### Dataset extract
────────────────────
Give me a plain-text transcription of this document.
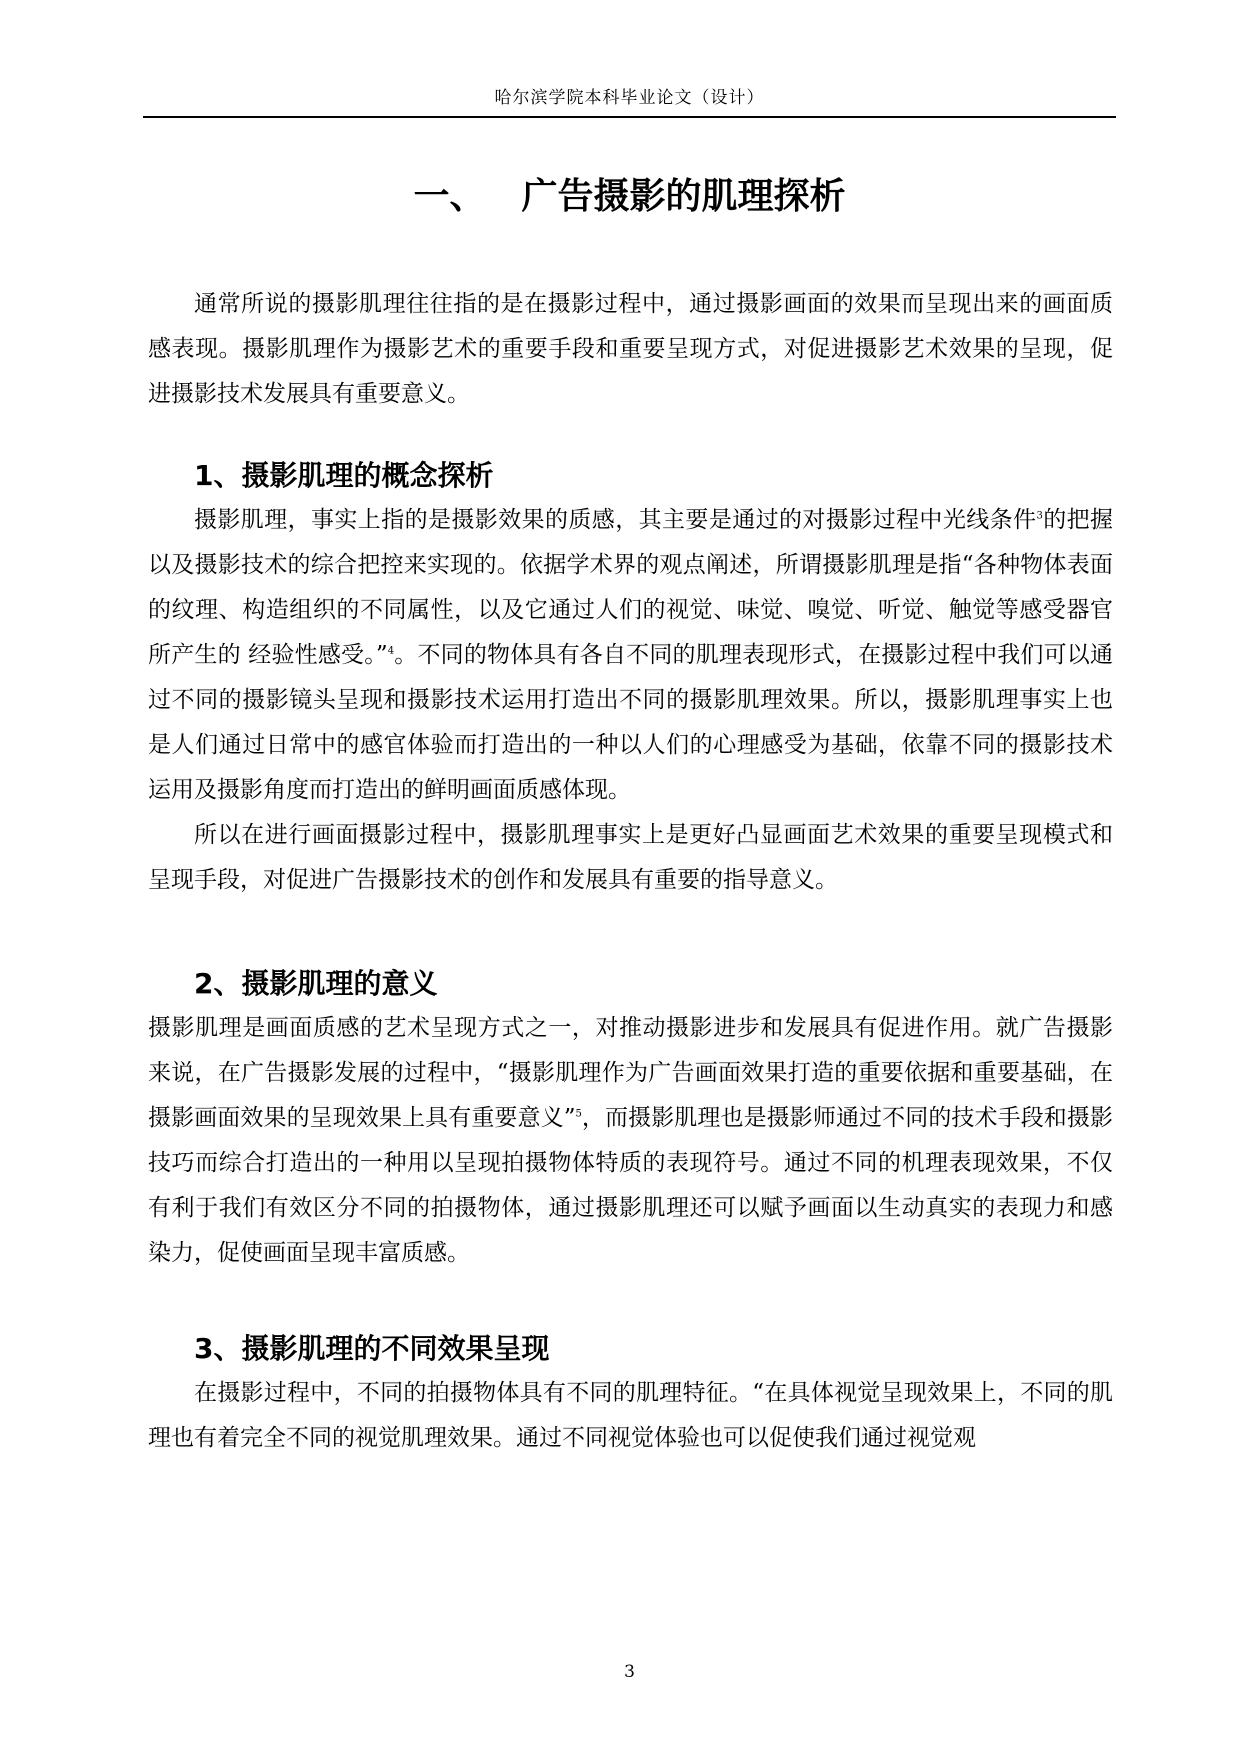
哈尔滨学院本科毕业论文（设计）
一、 广告摄影的肌理探析

通常所说的摄影肌理往往指的是在摄影过程中，通过摄影画面的效果而呈现出来的画面质感表现。摄影肌理作为摄影艺术的重要手段和重要呈现方式，对促进摄影艺术效果的呈现，促进摄影技术发展具有重要意义。

1、摄影肌理的概念探析

摄影肌理，事实上指的是摄影效果的质感，其主要是通过的对摄影过程中光线条件$^3$的把握以及摄影技术的综合把控来实现的。依据学术界的观点阐述，所谓摄影肌理是指“各种物体表面的纹理、构造组织的不同属性，以及它通过人们的视觉、味觉、嗅觉、听觉、触觉等感受器官所产生的 经验性感受。”$^4$。不同的物体具有各自不同的肌理表现形式，在摄影过程中我们可以通过不同的摄影镜头呈现和摄影技术运用打造出不同的摄影肌理效果。所以，摄影肌理事实上也是人们通过日常中的感官体验而打造出的一种以人们的心理感受为基础，依靠不同的摄影技术运用及摄影角度而打造出的鲜明画面质感体现。

所以在进行画面摄影过程中，摄影肌理事实上是更好凸显画面艺术效果的重要呈现模式和呈现手段，对促进广告摄影技术的创作和发展具有重要的指导意义。

2、摄影肌理的意义

摄影肌理是画面质感的艺术呈现方式之一，对推动摄影进步和发展具有促进作用。就广告摄影来说，在广告摄影发展的过程中，“摄影肌理作为广告画面效果打造的重要依据和重要基础，在摄影画面效果的呈现效果上具有重要意义”$^5$，而摄影肌理也是摄影师通过不同的技术手段和摄影技巧而综合打造出的一种用以呈现拍摄物体特质的表现符号。通过不同的机理表现效果，不仅有利于我们有效区分不同的拍摄物体，通过摄影肌理还可以赋予画面以生动真实的表现力和感染力，促使画面呈现丰富质感。

3、摄影肌理的不同效果呈现

在摄影过程中，不同的拍摄物体具有不同的肌理特征。“在具体视觉呈现效果上，不同的肌理也有着完全不同的视觉肌理效果。通过不同视觉体验也可以促使我们通过视觉观

3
────────────────────
### Stated goal
Transcribe the records above exactly, omitting every picture they contain.

### Solution to the problem
Give me a plain-text transcription of this document.
哈尔滨学院本科毕业论文（设计）
一、 广告摄影的肌理探析

通常所说的摄影肌理往往指的是在摄影过程中，通过摄影画面的效果而呈现出来的画面质感表现。摄影肌理作为摄影艺术的重要手段和重要呈现方式，对促进摄影艺术效果的呈现，促进摄影技术发展具有重要意义。

1、摄影肌理的概念探析

摄影肌理，事实上指的是摄影效果的质感，其主要是通过的对摄影过程中光线条件$^3$的把握以及摄影技术的综合把控来实现的。依据学术界的观点阐述，所谓摄影肌理是指“各种物体表面的纹理、构造组织的不同属性，以及它通过人们的视觉、味觉、嗅觉、听觉、触觉等感受器官所产生的 经验性感受。”$^4$。不同的物体具有各自不同的肌理表现形式，在摄影过程中我们可以通过不同的摄影镜头呈现和摄影技术运用打造出不同的摄影肌理效果。所以，摄影肌理事实上也是人们通过日常中的感官体验而打造出的一种以人们的心理感受为基础，依靠不同的摄影技术运用及摄影角度而打造出的鲜明画面质感体现。

所以在进行画面摄影过程中，摄影肌理事实上是更好凸显画面艺术效果的重要呈现模式和呈现手段，对促进广告摄影技术的创作和发展具有重要的指导意义。

2、摄影肌理的意义

摄影肌理是画面质感的艺术呈现方式之一，对推动摄影进步和发展具有促进作用。就广告摄影来说，在广告摄影发展的过程中，“摄影肌理作为广告画面效果打造的重要依据和重要基础，在摄影画面效果的呈现效果上具有重要意义”$^5$，而摄影肌理也是摄影师通过不同的技术手段和摄影技巧而综合打造出的一种用以呈现拍摄物体特质的表现符号。通过不同的机理表现效果，不仅有利于我们有效区分不同的拍摄物体，通过摄影肌理还可以赋予画面以生动真实的表现力和感染力，促使画面呈现丰富质感。

3、摄影肌理的不同效果呈现

在摄影过程中，不同的拍摄物体具有不同的肌理特征。“在具体视觉呈现效果上，不同的肌理也有着完全不同的视觉肌理效果。通过不同视觉体验也可以促使我们通过视觉观

3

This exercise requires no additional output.